* _TASK GOAL_
Report only the number of lines that hold the word "background".

* _INPUT MATERIAL_
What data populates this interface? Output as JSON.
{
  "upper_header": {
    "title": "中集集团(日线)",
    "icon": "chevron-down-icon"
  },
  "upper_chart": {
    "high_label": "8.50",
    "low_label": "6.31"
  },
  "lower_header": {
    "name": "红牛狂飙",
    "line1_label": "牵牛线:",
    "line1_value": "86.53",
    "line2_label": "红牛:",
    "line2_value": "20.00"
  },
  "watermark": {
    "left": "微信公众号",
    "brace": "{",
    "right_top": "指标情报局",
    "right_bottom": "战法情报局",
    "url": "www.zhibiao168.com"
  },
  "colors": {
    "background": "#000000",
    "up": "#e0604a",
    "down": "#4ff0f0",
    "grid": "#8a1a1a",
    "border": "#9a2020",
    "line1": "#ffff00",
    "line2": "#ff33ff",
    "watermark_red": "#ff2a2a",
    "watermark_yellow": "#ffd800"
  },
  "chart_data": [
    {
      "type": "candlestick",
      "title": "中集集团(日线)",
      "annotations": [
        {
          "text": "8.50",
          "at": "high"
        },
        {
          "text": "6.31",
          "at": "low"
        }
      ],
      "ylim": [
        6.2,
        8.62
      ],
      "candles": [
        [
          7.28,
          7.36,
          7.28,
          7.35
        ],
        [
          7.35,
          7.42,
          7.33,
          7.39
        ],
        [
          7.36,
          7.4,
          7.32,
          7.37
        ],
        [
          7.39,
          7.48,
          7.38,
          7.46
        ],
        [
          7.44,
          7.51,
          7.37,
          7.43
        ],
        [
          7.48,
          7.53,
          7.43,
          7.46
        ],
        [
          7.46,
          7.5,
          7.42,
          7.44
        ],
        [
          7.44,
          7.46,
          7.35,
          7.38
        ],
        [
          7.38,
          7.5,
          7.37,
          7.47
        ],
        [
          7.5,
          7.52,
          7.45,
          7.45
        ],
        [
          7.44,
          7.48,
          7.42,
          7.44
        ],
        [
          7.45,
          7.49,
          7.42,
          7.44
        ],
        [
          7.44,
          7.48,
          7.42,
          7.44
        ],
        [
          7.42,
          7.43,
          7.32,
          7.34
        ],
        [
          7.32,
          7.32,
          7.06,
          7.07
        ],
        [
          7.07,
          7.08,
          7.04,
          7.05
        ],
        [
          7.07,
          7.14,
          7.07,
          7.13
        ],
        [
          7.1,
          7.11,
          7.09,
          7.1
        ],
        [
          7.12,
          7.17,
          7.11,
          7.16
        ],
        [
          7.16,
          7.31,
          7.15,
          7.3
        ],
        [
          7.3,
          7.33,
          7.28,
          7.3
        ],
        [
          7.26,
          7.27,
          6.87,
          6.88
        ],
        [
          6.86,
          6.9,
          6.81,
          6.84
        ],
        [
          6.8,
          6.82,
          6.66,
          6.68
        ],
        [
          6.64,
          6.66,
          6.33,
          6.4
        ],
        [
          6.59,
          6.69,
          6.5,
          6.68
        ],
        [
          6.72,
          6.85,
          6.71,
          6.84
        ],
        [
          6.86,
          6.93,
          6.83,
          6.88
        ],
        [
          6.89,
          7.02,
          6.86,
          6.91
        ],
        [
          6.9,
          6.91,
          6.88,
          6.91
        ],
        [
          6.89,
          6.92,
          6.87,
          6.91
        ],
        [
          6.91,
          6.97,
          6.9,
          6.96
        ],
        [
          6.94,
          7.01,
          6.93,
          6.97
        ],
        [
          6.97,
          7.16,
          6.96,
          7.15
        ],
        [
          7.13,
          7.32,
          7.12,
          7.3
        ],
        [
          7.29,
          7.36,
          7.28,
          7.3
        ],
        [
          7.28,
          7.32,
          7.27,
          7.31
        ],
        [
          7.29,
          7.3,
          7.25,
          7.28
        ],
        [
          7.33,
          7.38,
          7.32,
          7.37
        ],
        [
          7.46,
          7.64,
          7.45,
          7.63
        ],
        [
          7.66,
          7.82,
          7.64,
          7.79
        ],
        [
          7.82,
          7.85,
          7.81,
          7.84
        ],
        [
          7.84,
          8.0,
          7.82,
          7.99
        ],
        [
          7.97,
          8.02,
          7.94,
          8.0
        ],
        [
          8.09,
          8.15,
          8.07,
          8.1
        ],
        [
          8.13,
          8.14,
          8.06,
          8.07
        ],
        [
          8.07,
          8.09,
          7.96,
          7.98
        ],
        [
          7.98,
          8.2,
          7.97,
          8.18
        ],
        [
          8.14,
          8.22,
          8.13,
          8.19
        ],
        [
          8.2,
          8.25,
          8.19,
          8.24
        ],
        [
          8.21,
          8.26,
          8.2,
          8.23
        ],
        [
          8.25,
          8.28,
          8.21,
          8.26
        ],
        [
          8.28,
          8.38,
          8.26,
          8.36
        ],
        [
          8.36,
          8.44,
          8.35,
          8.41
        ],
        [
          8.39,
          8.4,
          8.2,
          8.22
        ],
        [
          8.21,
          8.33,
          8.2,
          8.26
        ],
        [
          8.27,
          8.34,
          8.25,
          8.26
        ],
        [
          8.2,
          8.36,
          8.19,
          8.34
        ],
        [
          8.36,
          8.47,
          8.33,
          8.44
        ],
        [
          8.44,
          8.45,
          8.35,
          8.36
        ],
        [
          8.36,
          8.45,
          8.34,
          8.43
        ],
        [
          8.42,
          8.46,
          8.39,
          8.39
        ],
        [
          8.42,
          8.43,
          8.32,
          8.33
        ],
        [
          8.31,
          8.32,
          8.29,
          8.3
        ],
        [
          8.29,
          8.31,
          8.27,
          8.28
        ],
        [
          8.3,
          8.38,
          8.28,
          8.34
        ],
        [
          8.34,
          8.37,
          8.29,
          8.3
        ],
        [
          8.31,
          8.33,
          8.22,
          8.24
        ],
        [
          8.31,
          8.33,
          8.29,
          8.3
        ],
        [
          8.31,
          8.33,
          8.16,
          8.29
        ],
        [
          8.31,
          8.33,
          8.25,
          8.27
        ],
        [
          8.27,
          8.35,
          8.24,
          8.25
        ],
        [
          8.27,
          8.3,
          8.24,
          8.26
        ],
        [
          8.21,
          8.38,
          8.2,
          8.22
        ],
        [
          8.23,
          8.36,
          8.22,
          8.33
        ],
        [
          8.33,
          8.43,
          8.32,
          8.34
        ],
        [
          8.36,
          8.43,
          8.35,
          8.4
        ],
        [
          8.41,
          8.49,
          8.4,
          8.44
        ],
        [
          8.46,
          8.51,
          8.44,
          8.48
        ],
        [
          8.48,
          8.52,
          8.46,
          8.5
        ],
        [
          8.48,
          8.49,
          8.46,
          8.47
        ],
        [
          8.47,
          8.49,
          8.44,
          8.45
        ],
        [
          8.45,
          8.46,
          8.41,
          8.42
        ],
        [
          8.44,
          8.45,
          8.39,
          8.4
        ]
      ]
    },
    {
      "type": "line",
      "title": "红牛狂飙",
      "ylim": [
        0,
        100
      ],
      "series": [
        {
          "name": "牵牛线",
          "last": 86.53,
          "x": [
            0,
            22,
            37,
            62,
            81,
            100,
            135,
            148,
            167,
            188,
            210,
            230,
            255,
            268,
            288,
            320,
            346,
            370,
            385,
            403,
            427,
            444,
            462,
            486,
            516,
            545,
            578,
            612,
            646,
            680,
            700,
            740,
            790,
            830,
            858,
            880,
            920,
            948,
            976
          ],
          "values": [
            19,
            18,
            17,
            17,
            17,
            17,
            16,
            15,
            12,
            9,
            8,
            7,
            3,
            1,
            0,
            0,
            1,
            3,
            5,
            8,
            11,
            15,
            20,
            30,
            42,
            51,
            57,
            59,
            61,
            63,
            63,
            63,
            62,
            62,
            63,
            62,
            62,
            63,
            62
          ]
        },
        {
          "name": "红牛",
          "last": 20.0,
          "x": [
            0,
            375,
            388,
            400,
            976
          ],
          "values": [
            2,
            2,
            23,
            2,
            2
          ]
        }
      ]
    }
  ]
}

--

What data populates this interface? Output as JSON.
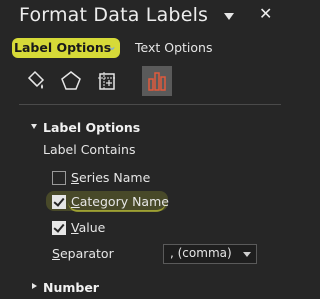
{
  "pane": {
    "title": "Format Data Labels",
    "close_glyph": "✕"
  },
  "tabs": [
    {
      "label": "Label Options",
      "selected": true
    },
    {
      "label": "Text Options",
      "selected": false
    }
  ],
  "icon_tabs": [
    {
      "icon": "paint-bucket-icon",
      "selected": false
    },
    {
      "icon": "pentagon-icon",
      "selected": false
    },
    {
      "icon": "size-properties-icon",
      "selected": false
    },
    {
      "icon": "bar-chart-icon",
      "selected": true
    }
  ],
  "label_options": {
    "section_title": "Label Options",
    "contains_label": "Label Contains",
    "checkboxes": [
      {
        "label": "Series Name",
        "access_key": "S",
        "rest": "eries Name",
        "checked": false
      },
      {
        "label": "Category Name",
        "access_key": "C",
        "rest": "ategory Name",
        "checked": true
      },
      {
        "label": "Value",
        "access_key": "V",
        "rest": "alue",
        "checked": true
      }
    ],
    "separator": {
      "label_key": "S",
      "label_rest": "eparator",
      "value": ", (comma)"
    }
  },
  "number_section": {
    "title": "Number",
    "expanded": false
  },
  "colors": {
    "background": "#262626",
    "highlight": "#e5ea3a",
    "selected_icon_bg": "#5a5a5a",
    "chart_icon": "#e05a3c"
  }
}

* _SOLVED PROBLEM_
2